#### GIVEN PROBLEM:
Restate the entries below word for word, omitting nothing.

#### DATA TO USE:
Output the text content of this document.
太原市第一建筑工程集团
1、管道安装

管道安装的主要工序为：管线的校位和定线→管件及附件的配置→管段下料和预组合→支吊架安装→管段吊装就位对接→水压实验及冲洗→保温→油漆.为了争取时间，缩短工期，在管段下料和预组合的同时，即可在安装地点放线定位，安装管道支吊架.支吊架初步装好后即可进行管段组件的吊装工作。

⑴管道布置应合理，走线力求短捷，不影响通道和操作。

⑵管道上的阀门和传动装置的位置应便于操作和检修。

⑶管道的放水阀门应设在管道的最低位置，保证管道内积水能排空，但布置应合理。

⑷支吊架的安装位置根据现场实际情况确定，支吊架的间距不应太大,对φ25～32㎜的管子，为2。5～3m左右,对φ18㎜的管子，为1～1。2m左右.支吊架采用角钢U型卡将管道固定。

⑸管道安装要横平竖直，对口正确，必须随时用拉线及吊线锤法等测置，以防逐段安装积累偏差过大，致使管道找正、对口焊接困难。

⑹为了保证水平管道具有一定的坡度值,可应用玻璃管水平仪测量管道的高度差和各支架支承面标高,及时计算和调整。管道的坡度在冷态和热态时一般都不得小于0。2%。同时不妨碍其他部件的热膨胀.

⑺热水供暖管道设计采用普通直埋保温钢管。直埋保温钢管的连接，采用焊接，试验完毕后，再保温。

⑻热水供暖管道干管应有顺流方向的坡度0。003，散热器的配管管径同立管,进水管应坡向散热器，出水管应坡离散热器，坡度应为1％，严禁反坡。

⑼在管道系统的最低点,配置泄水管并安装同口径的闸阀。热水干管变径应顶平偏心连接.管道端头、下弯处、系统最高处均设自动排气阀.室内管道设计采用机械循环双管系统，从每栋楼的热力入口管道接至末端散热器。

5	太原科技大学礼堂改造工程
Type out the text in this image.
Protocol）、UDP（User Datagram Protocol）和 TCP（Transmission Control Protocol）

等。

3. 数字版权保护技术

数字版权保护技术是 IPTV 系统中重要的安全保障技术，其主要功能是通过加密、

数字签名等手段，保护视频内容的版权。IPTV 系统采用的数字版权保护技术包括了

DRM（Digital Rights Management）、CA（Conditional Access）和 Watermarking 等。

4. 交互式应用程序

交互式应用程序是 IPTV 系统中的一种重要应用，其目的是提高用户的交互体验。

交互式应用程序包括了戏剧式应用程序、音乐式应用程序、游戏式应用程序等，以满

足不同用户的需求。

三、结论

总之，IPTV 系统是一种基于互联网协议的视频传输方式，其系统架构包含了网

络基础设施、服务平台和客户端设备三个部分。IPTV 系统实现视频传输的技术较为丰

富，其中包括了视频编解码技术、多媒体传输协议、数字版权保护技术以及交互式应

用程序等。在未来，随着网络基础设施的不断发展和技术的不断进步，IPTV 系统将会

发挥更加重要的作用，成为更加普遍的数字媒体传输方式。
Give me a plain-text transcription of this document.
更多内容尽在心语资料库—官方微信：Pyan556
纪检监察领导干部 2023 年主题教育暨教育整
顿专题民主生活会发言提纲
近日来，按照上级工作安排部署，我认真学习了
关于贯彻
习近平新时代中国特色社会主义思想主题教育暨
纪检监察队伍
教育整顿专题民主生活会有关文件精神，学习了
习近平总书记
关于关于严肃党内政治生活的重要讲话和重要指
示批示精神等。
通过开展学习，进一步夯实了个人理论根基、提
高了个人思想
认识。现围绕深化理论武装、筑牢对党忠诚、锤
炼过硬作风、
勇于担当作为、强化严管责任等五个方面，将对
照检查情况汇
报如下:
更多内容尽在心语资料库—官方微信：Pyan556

#### RESPONSE:
Output the text content of this document.
太原市第一建筑工程集团
1、管道安装

管道安装的主要工序为：管线的校位和定线→管件及附件的配置→管段下料和预组合→支吊架安装→管段吊装就位对接→水压实验及冲洗→保温→油漆.为了争取时间，缩短工期，在管段下料和预组合的同时，即可在安装地点放线定位，安装管道支吊架.支吊架初步装好后即可进行管段组件的吊装工作。

⑴管道布置应合理，走线力求短捷，不影响通道和操作。

⑵管道上的阀门和传动装置的位置应便于操作和检修。

⑶管道的放水阀门应设在管道的最低位置，保证管道内积水能排空，但布置应合理。

⑷支吊架的安装位置根据现场实际情况确定，支吊架的间距不应太大,对φ25～32㎜的管子，为2。5～3m左右,对φ18㎜的管子，为1～1。2m左右.支吊架采用角钢U型卡将管道固定。

⑸管道安装要横平竖直，对口正确，必须随时用拉线及吊线锤法等测置，以防逐段安装积累偏差过大，致使管道找正、对口焊接困难。

⑹为了保证水平管道具有一定的坡度值,可应用玻璃管水平仪测量管道的高度差和各支架支承面标高,及时计算和调整。管道的坡度在冷态和热态时一般都不得小于0。2%。同时不妨碍其他部件的热膨胀.

⑺热水供暖管道设计采用普通直埋保温钢管。直埋保温钢管的连接，采用焊接，试验完毕后，再保温。

⑻热水供暖管道干管应有顺流方向的坡度0。003，散热器的配管管径同立管,进水管应坡向散热器，出水管应坡离散热器，坡度应为1％，严禁反坡。

⑼在管道系统的最低点,配置泄水管并安装同口径的闸阀。热水干管变径应顶平偏心连接.管道端头、下弯处、系统最高处均设自动排气阀.室内管道设计采用机械循环双管系统，从每栋楼的热力入口管道接至末端散热器。

5	太原科技大学礼堂改造工程
Type out the text in this image.
Protocol）、UDP（User Datagram Protocol）和 TCP（Transmission Control Protocol）

等。

3. 数字版权保护技术

数字版权保护技术是 IPTV 系统中重要的安全保障技术，其主要功能是通过加密、

数字签名等手段，保护视频内容的版权。IPTV 系统采用的数字版权保护技术包括了

DRM（Digital Rights Management）、CA（Conditional Access）和 Watermarking 等。

4. 交互式应用程序

交互式应用程序是 IPTV 系统中的一种重要应用，其目的是提高用户的交互体验。

交互式应用程序包括了戏剧式应用程序、音乐式应用程序、游戏式应用程序等，以满

足不同用户的需求。

三、结论

总之，IPTV 系统是一种基于互联网协议的视频传输方式，其系统架构包含了网

络基础设施、服务平台和客户端设备三个部分。IPTV 系统实现视频传输的技术较为丰

富，其中包括了视频编解码技术、多媒体传输协议、数字版权保护技术以及交互式应

用程序等。在未来，随着网络基础设施的不断发展和技术的不断进步，IPTV 系统将会

发挥更加重要的作用，成为更加普遍的数字媒体传输方式。
Give me a plain-text transcription of this document.
更多内容尽在心语资料库—官方微信：Pyan556
纪检监察领导干部 2023 年主题教育暨教育整
顿专题民主生活会发言提纲
近日来，按照上级工作安排部署，我认真学习了
关于贯彻
习近平新时代中国特色社会主义思想主题教育暨
纪检监察队伍
教育整顿专题民主生活会有关文件精神，学习了
习近平总书记
关于关于严肃党内政治生活的重要讲话和重要指
示批示精神等。
通过开展学习，进一步夯实了个人理论根基、提
高了个人思想
认识。现围绕深化理论武装、筑牢对党忠诚、锤
炼过硬作风、
勇于担当作为、强化严管责任等五个方面，将对
照检查情况汇
报如下:
更多内容尽在心语资料库—官方微信：Pyan556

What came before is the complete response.